▸ **Task requirements**: Write out all of the entries exactly as given.

▸ **Data for processing**:
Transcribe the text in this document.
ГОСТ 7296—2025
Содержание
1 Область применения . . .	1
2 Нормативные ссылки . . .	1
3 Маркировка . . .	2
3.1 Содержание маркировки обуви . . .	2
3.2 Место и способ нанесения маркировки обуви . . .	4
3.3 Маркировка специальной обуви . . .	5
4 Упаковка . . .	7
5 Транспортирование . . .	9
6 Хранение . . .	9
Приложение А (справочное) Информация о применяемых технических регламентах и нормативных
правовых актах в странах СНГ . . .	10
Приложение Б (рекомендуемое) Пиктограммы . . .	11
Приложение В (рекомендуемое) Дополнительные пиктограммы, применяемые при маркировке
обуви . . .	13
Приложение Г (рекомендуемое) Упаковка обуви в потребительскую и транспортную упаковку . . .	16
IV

▸ **Solution to the problem**:
Transcribe the text in this document.
ГОСТ 7296—2025
Содержание
1 Область применения . . .	1
2 Нормативные ссылки . . .	1
3 Маркировка . . .	2
3.1 Содержание маркировки обуви . . .	2
3.2 Место и способ нанесения маркировки обуви . . .	4
3.3 Маркировка специальной обуви . . .	5
4 Упаковка . . .	7
5 Транспортирование . . .	9
6 Хранение . . .	9
Приложение А (справочное) Информация о применяемых технических регламентах и нормативных
правовых актах в странах СНГ . . .	10
Приложение Б (рекомендуемое) Пиктограммы . . .	11
Приложение В (рекомендуемое) Дополнительные пиктограммы, применяемые при маркировке
обуви . . .	13
Приложение Г (рекомендуемое) Упаковка обуви в потребительскую и транспортную упаковку . . .	16
IV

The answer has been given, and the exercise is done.